[Raw records]
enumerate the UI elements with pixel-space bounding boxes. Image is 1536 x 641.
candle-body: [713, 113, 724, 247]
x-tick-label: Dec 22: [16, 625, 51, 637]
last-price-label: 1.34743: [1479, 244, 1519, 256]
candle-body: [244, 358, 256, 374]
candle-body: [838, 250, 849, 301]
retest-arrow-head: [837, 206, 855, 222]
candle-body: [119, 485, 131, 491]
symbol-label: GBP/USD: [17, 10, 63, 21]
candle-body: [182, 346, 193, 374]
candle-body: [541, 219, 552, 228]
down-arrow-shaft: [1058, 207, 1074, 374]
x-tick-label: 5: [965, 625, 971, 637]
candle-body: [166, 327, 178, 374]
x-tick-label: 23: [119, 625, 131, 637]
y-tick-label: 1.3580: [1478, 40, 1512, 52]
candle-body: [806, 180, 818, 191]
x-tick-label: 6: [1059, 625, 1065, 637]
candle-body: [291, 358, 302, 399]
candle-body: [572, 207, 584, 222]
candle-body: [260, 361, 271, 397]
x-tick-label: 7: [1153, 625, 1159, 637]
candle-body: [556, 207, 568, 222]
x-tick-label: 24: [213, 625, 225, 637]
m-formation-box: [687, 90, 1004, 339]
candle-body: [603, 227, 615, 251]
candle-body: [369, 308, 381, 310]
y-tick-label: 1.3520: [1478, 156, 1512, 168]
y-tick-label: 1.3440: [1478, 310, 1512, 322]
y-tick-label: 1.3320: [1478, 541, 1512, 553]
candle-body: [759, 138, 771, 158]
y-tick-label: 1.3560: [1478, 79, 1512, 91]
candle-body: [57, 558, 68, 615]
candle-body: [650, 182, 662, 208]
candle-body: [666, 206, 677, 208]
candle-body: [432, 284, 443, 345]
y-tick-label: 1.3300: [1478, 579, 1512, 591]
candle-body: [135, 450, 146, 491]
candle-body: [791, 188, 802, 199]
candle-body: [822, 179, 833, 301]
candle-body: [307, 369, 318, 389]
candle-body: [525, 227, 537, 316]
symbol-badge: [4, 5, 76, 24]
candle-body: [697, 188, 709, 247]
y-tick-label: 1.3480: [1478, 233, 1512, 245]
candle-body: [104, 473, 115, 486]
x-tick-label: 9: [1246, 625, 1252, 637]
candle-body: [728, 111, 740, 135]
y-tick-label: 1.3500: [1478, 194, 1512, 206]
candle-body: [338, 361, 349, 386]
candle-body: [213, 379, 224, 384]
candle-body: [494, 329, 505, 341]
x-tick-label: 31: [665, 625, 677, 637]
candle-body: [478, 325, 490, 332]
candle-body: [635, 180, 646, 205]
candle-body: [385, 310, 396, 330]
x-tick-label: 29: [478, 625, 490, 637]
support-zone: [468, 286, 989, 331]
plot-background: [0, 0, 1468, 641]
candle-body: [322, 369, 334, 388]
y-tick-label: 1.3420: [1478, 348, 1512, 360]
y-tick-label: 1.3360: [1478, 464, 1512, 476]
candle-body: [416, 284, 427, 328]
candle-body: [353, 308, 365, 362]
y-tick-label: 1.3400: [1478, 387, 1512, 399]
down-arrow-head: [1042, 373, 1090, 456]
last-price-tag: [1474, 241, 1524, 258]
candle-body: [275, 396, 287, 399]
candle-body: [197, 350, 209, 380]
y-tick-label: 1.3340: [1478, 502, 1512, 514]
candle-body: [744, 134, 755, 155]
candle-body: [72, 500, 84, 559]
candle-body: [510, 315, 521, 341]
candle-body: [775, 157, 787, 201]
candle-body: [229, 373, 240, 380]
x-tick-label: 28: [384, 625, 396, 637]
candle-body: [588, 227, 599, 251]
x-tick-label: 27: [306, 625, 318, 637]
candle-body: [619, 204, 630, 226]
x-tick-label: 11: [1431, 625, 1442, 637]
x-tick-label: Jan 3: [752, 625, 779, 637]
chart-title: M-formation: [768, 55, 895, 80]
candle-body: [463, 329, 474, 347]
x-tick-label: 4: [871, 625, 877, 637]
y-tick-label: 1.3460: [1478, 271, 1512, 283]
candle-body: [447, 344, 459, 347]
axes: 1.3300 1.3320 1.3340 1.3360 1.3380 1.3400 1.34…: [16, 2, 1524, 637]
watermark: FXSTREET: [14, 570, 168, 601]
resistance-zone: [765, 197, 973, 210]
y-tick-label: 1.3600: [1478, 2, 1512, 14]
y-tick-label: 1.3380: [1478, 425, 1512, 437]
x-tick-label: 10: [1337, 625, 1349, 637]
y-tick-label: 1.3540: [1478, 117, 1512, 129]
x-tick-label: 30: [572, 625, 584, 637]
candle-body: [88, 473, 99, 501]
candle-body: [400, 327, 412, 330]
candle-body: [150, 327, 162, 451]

STATED TASK:
Reproduce the listing above in full, line by line, without altering any entry.

FULL SOLUTION:
enumerate the UI elements with pixel-space bounding boxes. Image is 1536 x 641.
candle-body: [713, 113, 724, 247]
x-tick-label: Dec 22: [16, 625, 51, 637]
last-price-label: 1.34743: [1479, 244, 1519, 256]
candle-body: [244, 358, 256, 374]
candle-body: [838, 250, 849, 301]
retest-arrow-head: [837, 206, 855, 222]
candle-body: [119, 485, 131, 491]
symbol-label: GBP/USD: [17, 10, 63, 21]
candle-body: [182, 346, 193, 374]
candle-body: [541, 219, 552, 228]
down-arrow-shaft: [1058, 207, 1074, 374]
x-tick-label: 5: [965, 625, 971, 637]
candle-body: [166, 327, 178, 374]
x-tick-label: 23: [119, 625, 131, 637]
y-tick-label: 1.3580: [1478, 40, 1512, 52]
candle-body: [806, 180, 818, 191]
x-tick-label: 6: [1059, 625, 1065, 637]
candle-body: [291, 358, 302, 399]
candle-body: [572, 207, 584, 222]
candle-body: [260, 361, 271, 397]
x-tick-label: 7: [1153, 625, 1159, 637]
candle-body: [556, 207, 568, 222]
x-tick-label: 24: [213, 625, 225, 637]
m-formation-box: [687, 90, 1004, 339]
candle-body: [603, 227, 615, 251]
candle-body: [369, 308, 381, 310]
y-tick-label: 1.3520: [1478, 156, 1512, 168]
y-tick-label: 1.3440: [1478, 310, 1512, 322]
y-tick-label: 1.3320: [1478, 541, 1512, 553]
candle-body: [759, 138, 771, 158]
y-tick-label: 1.3560: [1478, 79, 1512, 91]
candle-body: [57, 558, 68, 615]
candle-body: [650, 182, 662, 208]
candle-body: [666, 206, 677, 208]
candle-body: [432, 284, 443, 345]
y-tick-label: 1.3300: [1478, 579, 1512, 591]
candle-body: [135, 450, 146, 491]
candle-body: [791, 188, 802, 199]
candle-body: [822, 179, 833, 301]
candle-body: [307, 369, 318, 389]
candle-body: [525, 227, 537, 316]
symbol-badge: [4, 5, 76, 24]
candle-body: [697, 188, 709, 247]
y-tick-label: 1.3480: [1478, 233, 1512, 245]
candle-body: [104, 473, 115, 486]
x-tick-label: 9: [1246, 625, 1252, 637]
candle-body: [728, 111, 740, 135]
y-tick-label: 1.3500: [1478, 194, 1512, 206]
candle-body: [338, 361, 349, 386]
candle-body: [213, 379, 224, 384]
candle-body: [494, 329, 505, 341]
x-tick-label: 31: [665, 625, 677, 637]
candle-body: [478, 325, 490, 332]
candle-body: [635, 180, 646, 205]
candle-body: [385, 310, 396, 330]
x-tick-label: 29: [478, 625, 490, 637]
support-zone: [468, 286, 989, 331]
plot-background: [0, 0, 1468, 641]
candle-body: [322, 369, 334, 388]
y-tick-label: 1.3420: [1478, 348, 1512, 360]
y-tick-label: 1.3360: [1478, 464, 1512, 476]
candle-body: [416, 284, 427, 328]
candle-body: [353, 308, 365, 362]
y-tick-label: 1.3400: [1478, 387, 1512, 399]
down-arrow-head: [1042, 373, 1090, 456]
last-price-tag: [1474, 241, 1524, 258]
candle-body: [275, 396, 287, 399]
candle-body: [197, 350, 209, 380]
y-tick-label: 1.3340: [1478, 502, 1512, 514]
candle-body: [744, 134, 755, 155]
candle-body: [72, 500, 84, 559]
candle-body: [510, 315, 521, 341]
candle-body: [775, 157, 787, 201]
candle-body: [229, 373, 240, 380]
x-tick-label: 28: [384, 625, 396, 637]
candle-body: [588, 227, 599, 251]
x-tick-label: 27: [306, 625, 318, 637]
candle-body: [619, 204, 630, 226]
x-tick-label: 11: [1431, 625, 1442, 637]
x-tick-label: Jan 3: [752, 625, 779, 637]
chart-title: M-formation: [768, 55, 895, 80]
candle-body: [463, 329, 474, 347]
x-tick-label: 4: [871, 625, 877, 637]
y-tick-label: 1.3460: [1478, 271, 1512, 283]
candle-body: [447, 344, 459, 347]
axes: 1.3300 1.3320 1.3340 1.3360 1.3380 1.3400 1.34…: [16, 2, 1524, 637]
watermark: FXSTREET: [14, 570, 168, 601]
resistance-zone: [765, 197, 973, 210]
y-tick-label: 1.3600: [1478, 2, 1512, 14]
y-tick-label: 1.3380: [1478, 425, 1512, 437]
x-tick-label: 10: [1337, 625, 1349, 637]
y-tick-label: 1.3540: [1478, 117, 1512, 129]
x-tick-label: 30: [572, 625, 584, 637]
candle-body: [88, 473, 99, 501]
candle-body: [400, 327, 412, 330]
candle-body: [150, 327, 162, 451]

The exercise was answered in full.